▶ [Exercise input]
──────────────────────────────

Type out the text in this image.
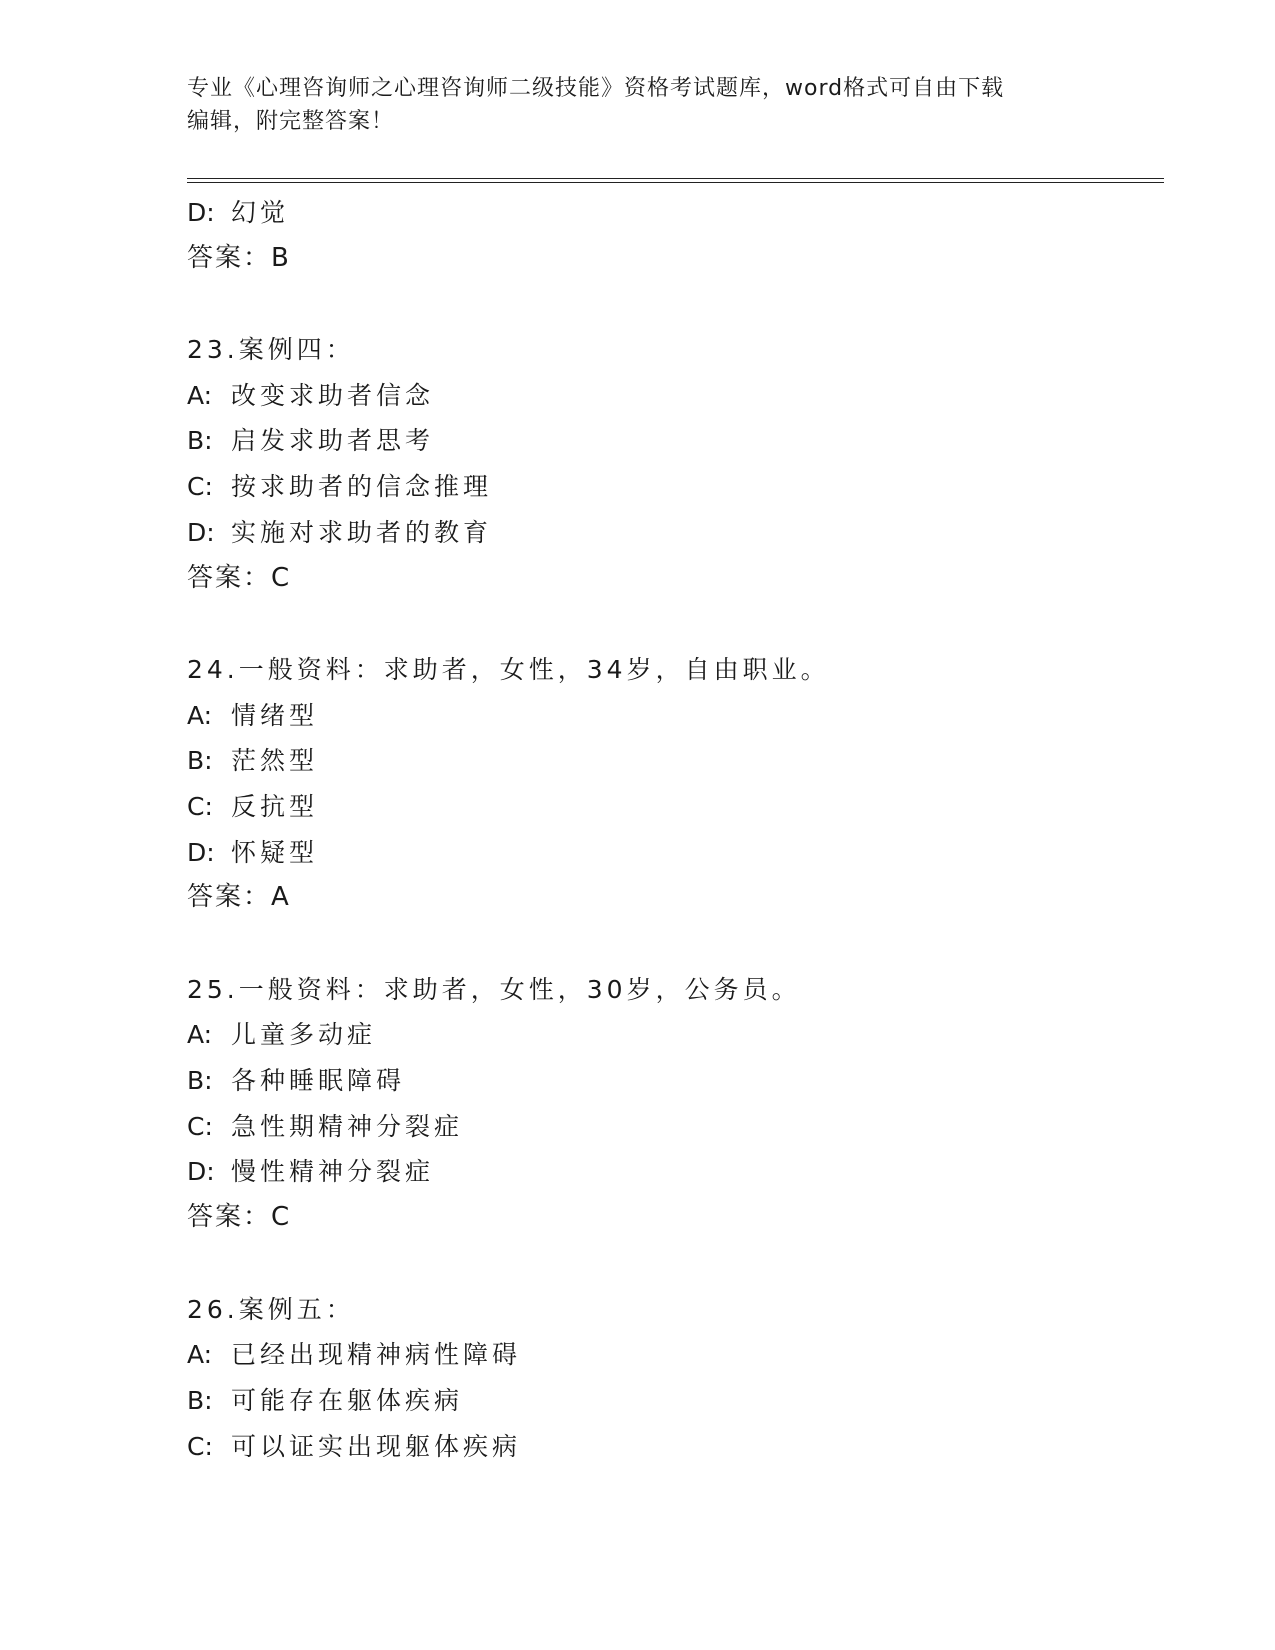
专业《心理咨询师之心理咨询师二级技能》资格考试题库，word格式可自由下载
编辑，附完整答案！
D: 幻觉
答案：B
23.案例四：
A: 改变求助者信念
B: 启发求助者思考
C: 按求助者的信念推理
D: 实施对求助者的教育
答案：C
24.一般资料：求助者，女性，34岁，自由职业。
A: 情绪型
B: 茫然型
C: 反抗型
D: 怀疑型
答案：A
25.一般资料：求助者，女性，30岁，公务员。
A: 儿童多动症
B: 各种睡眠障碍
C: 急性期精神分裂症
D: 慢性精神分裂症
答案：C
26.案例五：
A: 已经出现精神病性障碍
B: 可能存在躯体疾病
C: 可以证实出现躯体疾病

──────────────────────────────

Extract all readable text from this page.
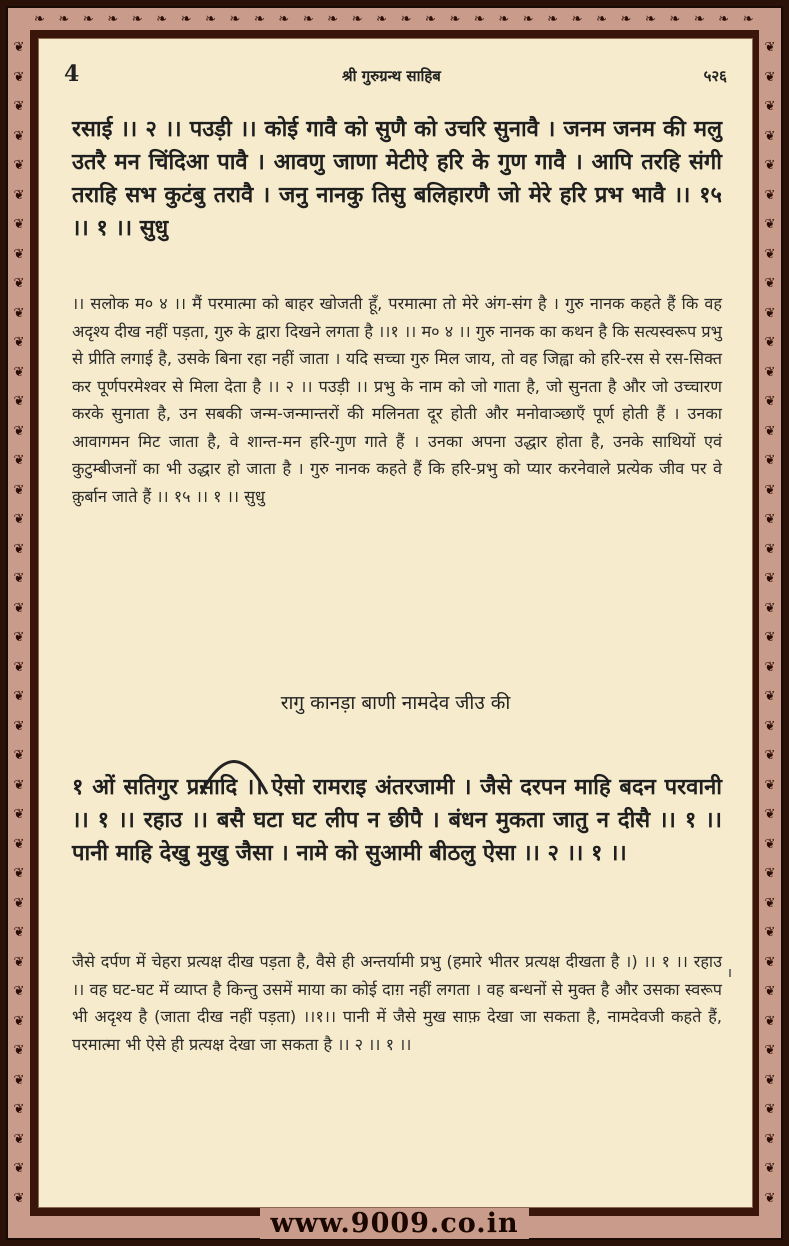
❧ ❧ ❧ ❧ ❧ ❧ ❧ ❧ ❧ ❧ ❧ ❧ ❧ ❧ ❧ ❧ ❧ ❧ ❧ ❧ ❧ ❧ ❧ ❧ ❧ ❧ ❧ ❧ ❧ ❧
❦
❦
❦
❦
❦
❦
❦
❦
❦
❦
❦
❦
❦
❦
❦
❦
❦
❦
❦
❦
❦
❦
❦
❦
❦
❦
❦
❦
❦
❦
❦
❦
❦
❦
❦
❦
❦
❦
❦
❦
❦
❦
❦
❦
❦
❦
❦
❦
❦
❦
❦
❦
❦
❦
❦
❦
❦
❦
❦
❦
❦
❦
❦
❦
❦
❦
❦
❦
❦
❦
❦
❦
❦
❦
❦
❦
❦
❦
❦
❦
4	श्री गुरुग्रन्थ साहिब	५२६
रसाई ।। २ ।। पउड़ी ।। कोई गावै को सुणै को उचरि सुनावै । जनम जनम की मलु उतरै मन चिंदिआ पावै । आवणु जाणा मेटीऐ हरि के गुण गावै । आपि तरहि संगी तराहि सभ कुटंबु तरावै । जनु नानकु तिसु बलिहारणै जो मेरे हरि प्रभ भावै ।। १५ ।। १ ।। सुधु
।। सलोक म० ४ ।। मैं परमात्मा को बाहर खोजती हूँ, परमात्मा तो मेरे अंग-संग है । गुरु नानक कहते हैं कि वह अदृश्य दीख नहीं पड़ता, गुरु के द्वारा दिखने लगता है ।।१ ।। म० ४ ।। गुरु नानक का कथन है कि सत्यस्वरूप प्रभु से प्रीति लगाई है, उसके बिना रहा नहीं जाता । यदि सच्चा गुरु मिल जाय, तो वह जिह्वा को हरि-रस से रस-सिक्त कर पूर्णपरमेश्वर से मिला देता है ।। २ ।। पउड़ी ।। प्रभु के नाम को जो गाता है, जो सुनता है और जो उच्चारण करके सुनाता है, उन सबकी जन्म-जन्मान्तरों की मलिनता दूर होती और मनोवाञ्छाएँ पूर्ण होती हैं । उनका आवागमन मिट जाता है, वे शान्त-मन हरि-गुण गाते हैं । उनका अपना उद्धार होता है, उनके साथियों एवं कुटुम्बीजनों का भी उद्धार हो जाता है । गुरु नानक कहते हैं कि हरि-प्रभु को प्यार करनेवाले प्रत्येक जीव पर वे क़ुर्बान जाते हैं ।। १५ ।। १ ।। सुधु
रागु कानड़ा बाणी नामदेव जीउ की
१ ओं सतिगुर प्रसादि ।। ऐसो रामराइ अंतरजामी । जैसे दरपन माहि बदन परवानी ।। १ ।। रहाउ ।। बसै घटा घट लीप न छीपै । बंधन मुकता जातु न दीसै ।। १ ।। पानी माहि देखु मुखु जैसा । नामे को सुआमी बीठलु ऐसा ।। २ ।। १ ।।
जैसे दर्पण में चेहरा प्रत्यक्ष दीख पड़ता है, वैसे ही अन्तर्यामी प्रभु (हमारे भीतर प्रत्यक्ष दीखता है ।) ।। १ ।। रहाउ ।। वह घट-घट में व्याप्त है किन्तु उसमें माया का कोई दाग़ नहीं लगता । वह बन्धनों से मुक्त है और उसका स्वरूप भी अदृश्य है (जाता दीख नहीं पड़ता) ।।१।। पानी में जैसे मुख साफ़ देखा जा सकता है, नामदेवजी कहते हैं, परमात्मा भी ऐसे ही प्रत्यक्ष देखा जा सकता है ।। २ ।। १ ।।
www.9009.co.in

──────────────────────────────

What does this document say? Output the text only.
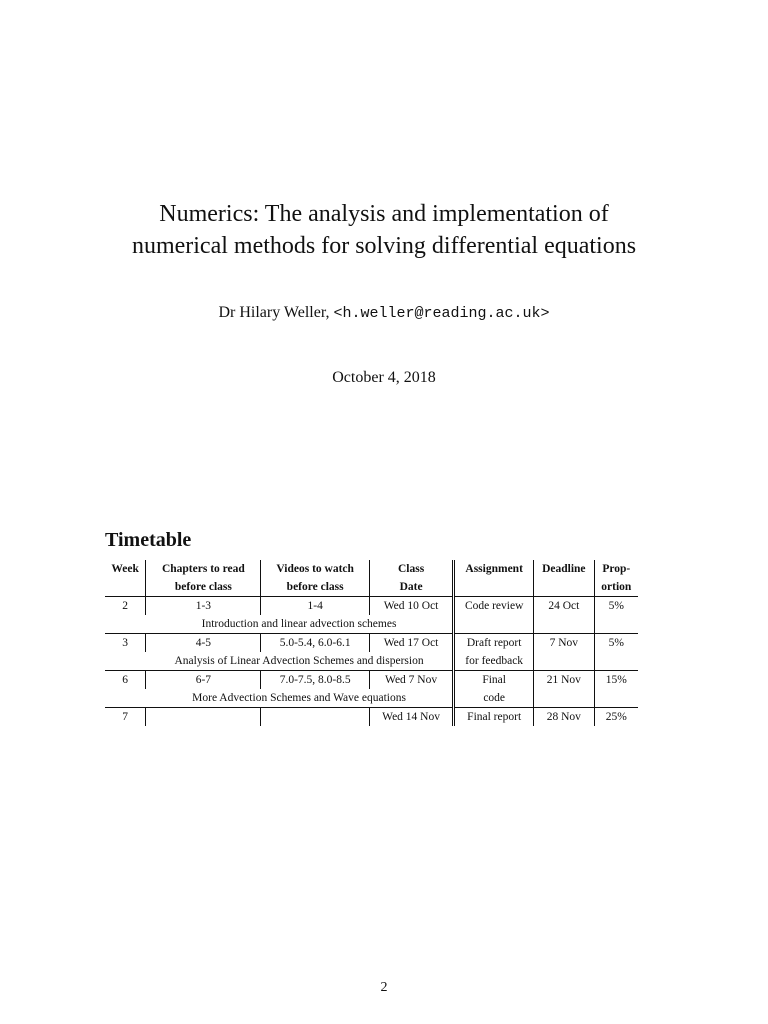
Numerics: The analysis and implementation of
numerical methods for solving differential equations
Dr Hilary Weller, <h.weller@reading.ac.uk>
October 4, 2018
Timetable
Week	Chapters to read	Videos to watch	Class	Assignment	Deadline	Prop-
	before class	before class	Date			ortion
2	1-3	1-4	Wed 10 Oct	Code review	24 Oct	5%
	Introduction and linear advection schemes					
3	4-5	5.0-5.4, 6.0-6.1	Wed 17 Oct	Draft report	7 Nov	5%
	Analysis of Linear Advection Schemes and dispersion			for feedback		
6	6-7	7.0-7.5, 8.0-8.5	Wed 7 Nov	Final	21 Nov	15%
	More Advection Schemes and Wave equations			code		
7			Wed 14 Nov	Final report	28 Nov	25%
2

──────────────────────────────

▶ [The task]
Count the lines that hold the string "report" and state that number alone.

▶ [The output]
2